- GIVEN TASK -
Rewrite the entries from the line containing "252, 710, 270]" through the line containing "- q7-option-b: B．相同时间内B速度变化一定比A的速度变化大: [145, 107, 463, 125]", putting "fraction-top" wherever "fraction-numerator" appears and changing nothing else.
———
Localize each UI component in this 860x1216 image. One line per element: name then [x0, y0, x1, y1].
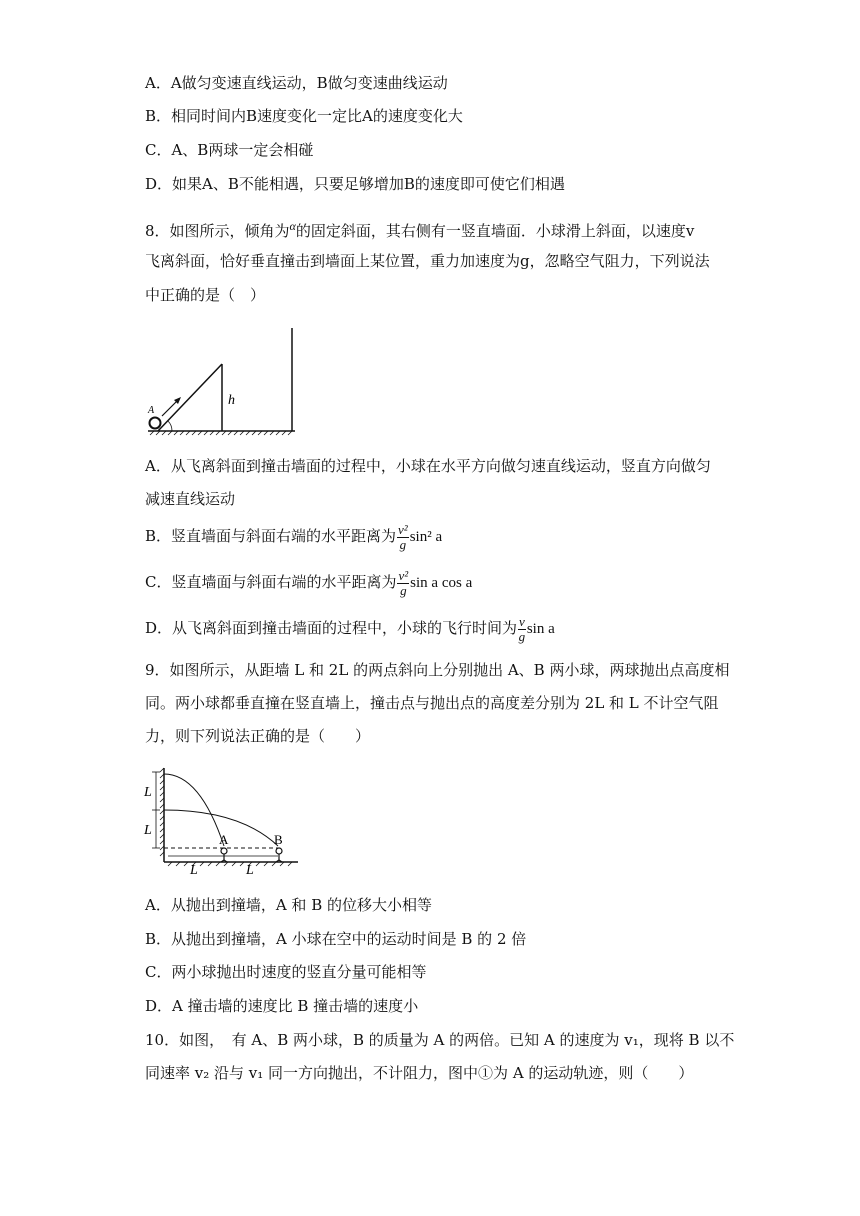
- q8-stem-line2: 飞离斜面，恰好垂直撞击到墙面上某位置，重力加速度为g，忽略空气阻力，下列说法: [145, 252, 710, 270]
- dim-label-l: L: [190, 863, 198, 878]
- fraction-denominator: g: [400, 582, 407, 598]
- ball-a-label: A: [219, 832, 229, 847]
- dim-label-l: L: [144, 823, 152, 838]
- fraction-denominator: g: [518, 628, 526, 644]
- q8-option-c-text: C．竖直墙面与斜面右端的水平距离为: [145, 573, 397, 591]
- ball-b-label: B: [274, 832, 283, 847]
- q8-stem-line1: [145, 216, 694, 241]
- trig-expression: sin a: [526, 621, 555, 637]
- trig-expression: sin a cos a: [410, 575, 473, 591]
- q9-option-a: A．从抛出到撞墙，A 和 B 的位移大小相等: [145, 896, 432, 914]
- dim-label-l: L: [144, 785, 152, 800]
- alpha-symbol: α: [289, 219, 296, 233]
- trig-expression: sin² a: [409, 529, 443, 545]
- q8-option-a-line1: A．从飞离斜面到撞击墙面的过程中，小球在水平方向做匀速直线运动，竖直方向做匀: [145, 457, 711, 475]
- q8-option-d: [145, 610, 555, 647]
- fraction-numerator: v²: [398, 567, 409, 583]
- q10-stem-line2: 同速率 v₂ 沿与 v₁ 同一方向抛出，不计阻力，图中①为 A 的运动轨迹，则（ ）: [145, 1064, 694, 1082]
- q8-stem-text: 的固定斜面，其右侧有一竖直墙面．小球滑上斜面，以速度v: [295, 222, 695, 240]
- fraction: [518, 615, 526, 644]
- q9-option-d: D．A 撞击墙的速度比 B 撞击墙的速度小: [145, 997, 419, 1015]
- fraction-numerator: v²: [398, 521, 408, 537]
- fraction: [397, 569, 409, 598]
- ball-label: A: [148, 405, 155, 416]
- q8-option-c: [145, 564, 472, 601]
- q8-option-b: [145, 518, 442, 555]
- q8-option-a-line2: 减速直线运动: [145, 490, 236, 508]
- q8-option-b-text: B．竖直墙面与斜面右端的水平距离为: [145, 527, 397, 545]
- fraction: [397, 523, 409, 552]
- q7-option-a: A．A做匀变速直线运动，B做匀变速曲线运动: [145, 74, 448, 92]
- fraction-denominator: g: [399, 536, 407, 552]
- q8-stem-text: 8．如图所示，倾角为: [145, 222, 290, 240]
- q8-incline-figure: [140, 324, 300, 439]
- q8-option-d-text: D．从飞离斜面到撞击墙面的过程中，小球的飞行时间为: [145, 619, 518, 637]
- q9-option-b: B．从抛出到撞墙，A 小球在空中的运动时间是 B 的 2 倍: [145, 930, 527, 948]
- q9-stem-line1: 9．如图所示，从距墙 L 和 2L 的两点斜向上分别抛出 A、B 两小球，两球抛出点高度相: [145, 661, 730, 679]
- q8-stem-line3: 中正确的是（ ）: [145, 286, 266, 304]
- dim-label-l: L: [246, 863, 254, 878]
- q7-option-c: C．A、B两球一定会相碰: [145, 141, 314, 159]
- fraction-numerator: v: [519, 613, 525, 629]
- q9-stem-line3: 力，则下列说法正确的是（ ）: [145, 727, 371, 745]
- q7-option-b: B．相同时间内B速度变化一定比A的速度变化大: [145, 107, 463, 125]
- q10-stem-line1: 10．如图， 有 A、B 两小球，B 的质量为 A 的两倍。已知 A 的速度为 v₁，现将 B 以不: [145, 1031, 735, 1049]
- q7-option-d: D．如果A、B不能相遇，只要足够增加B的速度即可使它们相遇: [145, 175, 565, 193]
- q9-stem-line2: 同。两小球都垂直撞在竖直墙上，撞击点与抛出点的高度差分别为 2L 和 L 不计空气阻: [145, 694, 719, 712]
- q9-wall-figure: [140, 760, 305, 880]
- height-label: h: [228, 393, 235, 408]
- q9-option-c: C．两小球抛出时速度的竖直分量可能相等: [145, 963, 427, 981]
———
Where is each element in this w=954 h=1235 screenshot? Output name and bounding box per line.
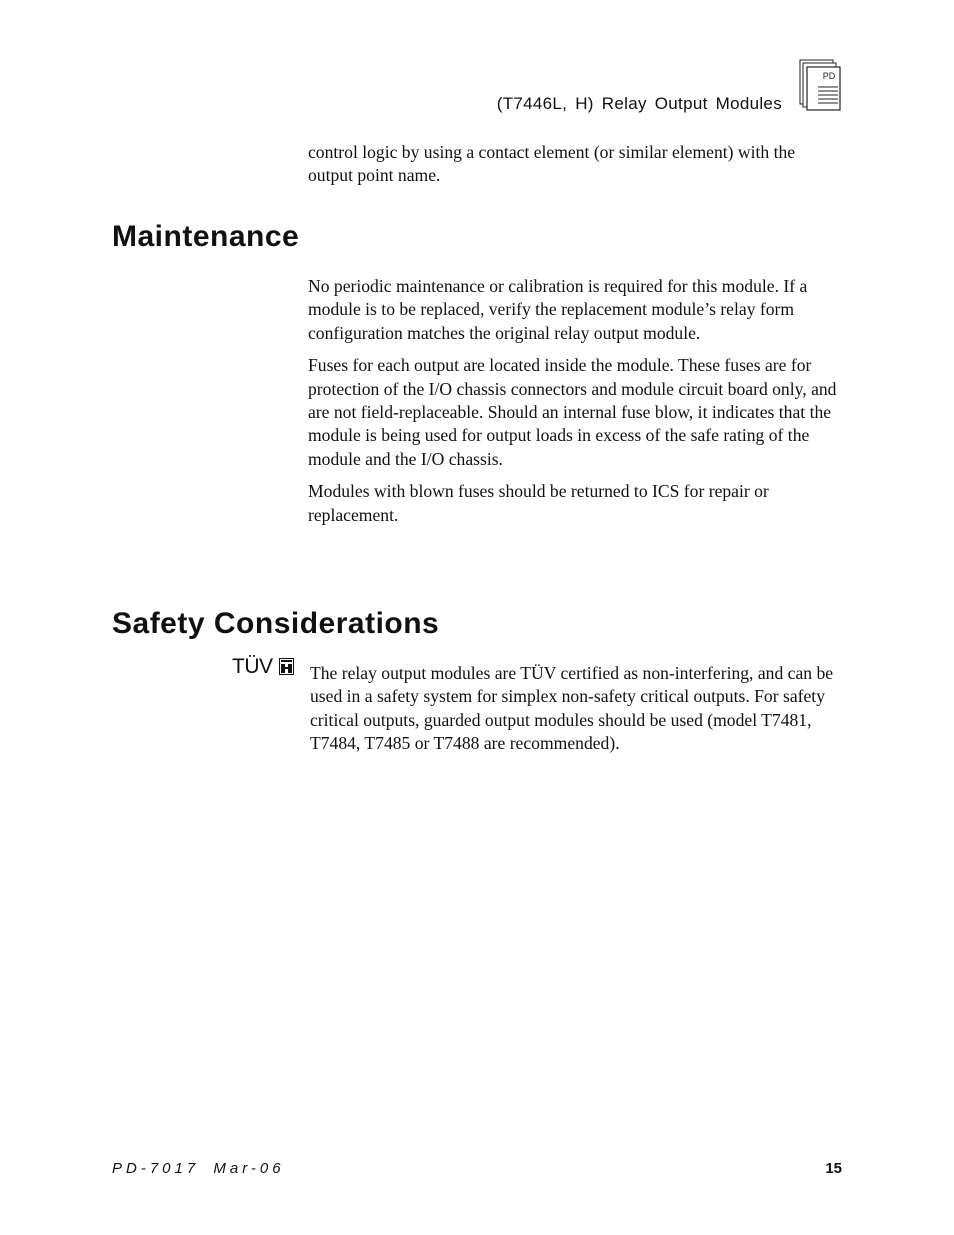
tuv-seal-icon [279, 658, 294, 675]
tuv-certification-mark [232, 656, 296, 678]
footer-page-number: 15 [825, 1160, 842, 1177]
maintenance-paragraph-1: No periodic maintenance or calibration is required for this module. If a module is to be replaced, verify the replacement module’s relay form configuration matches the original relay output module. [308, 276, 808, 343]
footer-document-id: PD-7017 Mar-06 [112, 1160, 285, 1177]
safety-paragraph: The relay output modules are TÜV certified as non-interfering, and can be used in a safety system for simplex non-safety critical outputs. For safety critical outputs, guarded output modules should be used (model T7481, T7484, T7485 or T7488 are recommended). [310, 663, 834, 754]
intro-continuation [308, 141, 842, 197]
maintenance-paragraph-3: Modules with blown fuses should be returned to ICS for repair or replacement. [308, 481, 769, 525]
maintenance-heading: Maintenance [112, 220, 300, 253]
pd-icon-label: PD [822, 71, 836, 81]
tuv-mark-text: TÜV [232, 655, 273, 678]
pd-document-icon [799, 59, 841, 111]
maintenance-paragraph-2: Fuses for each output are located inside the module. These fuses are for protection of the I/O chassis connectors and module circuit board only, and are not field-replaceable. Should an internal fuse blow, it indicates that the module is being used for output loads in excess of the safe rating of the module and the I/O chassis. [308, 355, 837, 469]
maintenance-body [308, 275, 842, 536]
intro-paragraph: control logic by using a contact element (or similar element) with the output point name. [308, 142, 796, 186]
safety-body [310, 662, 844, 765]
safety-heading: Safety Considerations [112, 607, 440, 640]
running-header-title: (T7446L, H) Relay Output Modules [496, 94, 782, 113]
———
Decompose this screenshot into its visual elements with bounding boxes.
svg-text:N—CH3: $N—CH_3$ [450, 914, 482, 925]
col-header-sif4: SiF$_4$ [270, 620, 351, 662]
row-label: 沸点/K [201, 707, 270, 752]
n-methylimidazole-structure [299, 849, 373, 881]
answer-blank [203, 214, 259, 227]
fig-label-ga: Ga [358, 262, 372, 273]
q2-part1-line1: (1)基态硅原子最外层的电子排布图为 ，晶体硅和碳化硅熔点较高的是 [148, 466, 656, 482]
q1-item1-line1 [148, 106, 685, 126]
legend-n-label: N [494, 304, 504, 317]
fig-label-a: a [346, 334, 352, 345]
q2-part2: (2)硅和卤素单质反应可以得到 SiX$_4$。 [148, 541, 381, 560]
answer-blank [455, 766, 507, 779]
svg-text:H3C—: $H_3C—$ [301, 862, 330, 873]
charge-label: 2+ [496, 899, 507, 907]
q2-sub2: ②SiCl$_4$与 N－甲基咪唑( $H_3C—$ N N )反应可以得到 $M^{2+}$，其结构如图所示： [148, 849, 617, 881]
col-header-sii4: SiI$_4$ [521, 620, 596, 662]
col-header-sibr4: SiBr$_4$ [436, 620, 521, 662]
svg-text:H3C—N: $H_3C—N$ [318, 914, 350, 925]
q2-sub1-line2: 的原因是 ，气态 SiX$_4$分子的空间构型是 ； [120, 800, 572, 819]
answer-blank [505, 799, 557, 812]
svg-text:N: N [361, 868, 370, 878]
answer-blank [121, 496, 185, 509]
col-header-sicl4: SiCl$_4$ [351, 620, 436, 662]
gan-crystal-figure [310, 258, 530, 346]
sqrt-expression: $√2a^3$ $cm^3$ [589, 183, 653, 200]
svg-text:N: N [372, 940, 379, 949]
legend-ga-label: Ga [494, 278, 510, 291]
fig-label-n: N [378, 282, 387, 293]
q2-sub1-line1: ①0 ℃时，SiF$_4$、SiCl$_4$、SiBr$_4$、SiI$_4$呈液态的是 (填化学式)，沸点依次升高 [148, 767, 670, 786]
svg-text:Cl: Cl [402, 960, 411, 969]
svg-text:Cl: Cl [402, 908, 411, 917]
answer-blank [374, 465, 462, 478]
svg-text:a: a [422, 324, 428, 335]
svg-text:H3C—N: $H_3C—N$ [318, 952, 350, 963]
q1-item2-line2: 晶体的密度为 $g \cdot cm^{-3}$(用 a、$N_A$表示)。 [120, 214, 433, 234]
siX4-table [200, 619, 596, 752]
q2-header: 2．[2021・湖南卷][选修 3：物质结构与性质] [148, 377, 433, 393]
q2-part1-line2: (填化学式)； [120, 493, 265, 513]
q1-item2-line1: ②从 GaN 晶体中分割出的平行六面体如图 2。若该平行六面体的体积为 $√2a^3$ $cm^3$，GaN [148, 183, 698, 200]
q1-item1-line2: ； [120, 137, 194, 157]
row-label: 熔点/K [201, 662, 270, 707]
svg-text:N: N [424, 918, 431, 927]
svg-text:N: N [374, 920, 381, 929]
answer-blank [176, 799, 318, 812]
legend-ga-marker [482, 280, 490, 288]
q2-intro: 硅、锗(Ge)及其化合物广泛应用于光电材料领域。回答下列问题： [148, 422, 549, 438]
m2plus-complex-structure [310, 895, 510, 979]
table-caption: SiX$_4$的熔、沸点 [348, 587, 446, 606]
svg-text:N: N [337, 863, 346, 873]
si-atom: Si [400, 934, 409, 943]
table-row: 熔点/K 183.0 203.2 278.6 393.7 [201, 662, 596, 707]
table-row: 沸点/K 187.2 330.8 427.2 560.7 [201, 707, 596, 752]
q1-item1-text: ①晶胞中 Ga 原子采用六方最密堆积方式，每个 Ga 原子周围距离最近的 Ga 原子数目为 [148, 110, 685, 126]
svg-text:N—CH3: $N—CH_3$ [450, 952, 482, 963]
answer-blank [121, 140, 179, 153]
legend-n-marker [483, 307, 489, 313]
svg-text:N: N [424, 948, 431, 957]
———
- ANSWER FOR THIS EXERCISE -
- q8-stem-line2: 飞离斜面，恰好垂直撞击到墙面上某位置，重力加速度为g，忽略空气阻力，下列说法: [145, 252, 710, 270]
- dim-label-l: L: [190, 863, 198, 878]
- fraction-denominator: g: [400, 582, 407, 598]
- ball-a-label: A: [219, 832, 229, 847]
- dim-label-l: L: [144, 823, 152, 838]
- fraction-denominator: g: [518, 628, 526, 644]
- q8-option-c-text: C．竖直墙面与斜面右端的水平距离为: [145, 573, 397, 591]
- ball-b-label: B: [274, 832, 283, 847]
- q8-stem-line1: [145, 216, 694, 241]
- trig-expression: sin a: [526, 621, 555, 637]
- trig-expression: sin a cos a: [410, 575, 473, 591]
- q9-option-a: A．从抛出到撞墙，A 和 B 的位移大小相等: [145, 896, 432, 914]
- dim-label-l: L: [144, 785, 152, 800]
- alpha-symbol: α: [289, 219, 296, 233]
- trig-expression: sin² a: [409, 529, 443, 545]
- q8-option-a-line1: A．从飞离斜面到撞击墙面的过程中，小球在水平方向做匀速直线运动，竖直方向做匀: [145, 457, 711, 475]
- q8-option-d: [145, 610, 555, 647]
- fraction-top: v²: [398, 567, 409, 583]
- q10-stem-line2: 同速率 v₂ 沿与 v₁ 同一方向抛出，不计阻力，图中①为 A 的运动轨迹，则（ ）: [145, 1064, 694, 1082]
- q8-stem-text: 的固定斜面，其右侧有一竖直墙面．小球滑上斜面，以速度v: [295, 222, 695, 240]
- fraction: [518, 615, 526, 644]
- q9-option-d: D．A 撞击墙的速度比 B 撞击墙的速度小: [145, 997, 419, 1015]
- fraction-top: v²: [398, 521, 408, 537]
- fraction: [397, 569, 409, 598]
- ball-label: A: [148, 405, 155, 416]
- q8-option-c: [145, 564, 472, 601]
- q8-option-b: [145, 518, 442, 555]
- q8-option-a-line2: 减速直线运动: [145, 490, 236, 508]
- q8-option-b-text: B．竖直墙面与斜面右端的水平距离为: [145, 527, 397, 545]
- fraction: [397, 523, 409, 552]
- q7-option-a: A．A做匀变速直线运动，B做匀变速曲线运动: [145, 74, 448, 92]
- fraction-denominator: g: [399, 536, 407, 552]
- q8-stem-text: 8．如图所示，倾角为: [145, 222, 290, 240]
- q8-incline-figure: [140, 324, 300, 439]
- q8-option-d-text: D．从飞离斜面到撞击墙面的过程中，小球的飞行时间为: [145, 619, 518, 637]
- q9-option-b: B．从抛出到撞墙，A 小球在空中的运动时间是 B 的 2 倍: [145, 930, 527, 948]
- q9-stem-line1: 9．如图所示，从距墙 L 和 2L 的两点斜向上分别抛出 A、B 两小球，两球抛出点高度相: [145, 661, 730, 679]
- q8-stem-line3: 中正确的是（ ）: [145, 286, 266, 304]
- dim-label-l: L: [246, 863, 254, 878]
- q7-option-c: C．A、B两球一定会相碰: [145, 141, 314, 159]
- fraction-top: v: [519, 613, 525, 629]
- q9-stem-line3: 力，则下列说法正确的是（ ）: [145, 727, 371, 745]
- q7-option-b: B．相同时间内B速度变化一定比A的速度变化大: [145, 107, 463, 125]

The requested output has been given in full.